Rows from a dataset:
# # # # # # #

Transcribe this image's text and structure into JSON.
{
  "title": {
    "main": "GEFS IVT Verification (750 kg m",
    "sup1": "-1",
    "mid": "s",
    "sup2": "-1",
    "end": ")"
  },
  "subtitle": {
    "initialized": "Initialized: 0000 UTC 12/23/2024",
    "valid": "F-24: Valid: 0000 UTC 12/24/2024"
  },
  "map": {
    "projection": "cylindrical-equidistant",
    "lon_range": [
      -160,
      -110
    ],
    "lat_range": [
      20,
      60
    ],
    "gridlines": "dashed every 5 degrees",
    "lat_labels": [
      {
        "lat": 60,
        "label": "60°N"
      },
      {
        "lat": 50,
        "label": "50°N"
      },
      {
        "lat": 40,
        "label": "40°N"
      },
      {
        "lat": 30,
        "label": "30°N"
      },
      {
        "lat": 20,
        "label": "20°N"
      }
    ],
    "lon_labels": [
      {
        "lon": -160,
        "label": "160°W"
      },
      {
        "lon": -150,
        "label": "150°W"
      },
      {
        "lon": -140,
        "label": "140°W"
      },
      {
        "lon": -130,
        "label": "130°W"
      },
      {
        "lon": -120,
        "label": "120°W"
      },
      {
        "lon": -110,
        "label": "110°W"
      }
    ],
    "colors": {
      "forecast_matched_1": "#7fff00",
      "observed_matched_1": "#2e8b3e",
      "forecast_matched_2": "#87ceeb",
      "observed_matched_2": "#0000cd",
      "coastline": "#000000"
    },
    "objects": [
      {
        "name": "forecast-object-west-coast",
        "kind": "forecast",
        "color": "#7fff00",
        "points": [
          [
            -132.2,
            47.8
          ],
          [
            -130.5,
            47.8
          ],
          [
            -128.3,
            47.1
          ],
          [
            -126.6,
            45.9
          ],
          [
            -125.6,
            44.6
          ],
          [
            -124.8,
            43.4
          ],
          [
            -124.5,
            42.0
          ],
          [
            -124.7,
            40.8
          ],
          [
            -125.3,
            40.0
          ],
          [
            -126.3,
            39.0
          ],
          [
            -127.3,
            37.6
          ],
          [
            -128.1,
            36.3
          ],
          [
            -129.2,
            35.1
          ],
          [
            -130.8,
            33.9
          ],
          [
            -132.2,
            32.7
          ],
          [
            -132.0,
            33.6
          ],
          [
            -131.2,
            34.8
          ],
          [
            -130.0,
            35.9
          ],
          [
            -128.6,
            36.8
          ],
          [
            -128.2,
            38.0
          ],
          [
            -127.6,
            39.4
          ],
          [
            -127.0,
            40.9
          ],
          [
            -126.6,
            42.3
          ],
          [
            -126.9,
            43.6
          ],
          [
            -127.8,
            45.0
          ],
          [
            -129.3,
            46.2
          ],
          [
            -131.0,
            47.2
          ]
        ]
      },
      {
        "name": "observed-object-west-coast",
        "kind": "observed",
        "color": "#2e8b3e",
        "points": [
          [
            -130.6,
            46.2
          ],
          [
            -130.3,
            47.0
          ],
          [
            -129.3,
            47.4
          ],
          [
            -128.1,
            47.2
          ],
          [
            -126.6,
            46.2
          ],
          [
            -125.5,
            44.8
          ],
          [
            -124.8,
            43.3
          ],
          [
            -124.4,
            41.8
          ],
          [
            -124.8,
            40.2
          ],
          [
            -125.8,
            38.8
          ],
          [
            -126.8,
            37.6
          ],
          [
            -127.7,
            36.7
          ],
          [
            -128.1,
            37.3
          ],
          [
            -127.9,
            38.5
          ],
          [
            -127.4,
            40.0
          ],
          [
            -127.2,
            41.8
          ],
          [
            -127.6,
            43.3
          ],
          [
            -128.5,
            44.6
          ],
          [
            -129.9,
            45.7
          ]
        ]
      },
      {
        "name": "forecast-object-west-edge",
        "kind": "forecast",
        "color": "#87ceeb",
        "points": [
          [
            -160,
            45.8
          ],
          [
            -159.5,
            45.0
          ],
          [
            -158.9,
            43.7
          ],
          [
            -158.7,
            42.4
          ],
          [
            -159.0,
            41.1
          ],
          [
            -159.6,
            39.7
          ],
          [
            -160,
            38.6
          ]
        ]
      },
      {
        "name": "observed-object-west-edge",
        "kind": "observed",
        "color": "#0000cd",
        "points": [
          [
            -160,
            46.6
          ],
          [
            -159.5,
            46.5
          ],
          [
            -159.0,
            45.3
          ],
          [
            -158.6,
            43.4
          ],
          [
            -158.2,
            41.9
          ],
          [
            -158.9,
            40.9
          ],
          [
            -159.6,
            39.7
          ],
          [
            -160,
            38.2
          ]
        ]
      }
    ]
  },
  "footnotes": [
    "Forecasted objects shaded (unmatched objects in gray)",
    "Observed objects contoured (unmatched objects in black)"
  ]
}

# # # # # # #

GOAL OF THE EXERCISE:
Of the lines in the material, how many include "name"? Respond with the number alone.

RIGHT ANSWER:
4